### WRITTEN INSTRUCTION:
Retype each entry below, keeping every character the same.

[Data records]
--
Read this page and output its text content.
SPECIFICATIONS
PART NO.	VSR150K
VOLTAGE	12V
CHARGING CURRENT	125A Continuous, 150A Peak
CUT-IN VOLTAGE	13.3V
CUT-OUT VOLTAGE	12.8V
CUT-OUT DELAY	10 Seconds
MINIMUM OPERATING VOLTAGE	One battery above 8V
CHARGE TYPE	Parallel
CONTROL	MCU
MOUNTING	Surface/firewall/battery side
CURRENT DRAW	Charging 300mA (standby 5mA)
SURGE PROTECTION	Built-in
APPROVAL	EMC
--
### FULL ANSWER:
Read this page and output its text content.
SPECIFICATIONS
PART NO.	VSR150K
VOLTAGE	12V
CHARGING CURRENT	125A Continuous, 150A Peak
CUT-IN VOLTAGE	13.3V
CUT-OUT VOLTAGE	12.8V
CUT-OUT DELAY	10 Seconds
MINIMUM OPERATING VOLTAGE	One battery above 8V
CHARGE TYPE	Parallel
CONTROL	MCU
MOUNTING	Surface/firewall/battery side
CURRENT DRAW	Charging 300mA (standby 5mA)
SURGE PROTECTION	Built-in
APPROVAL	EMC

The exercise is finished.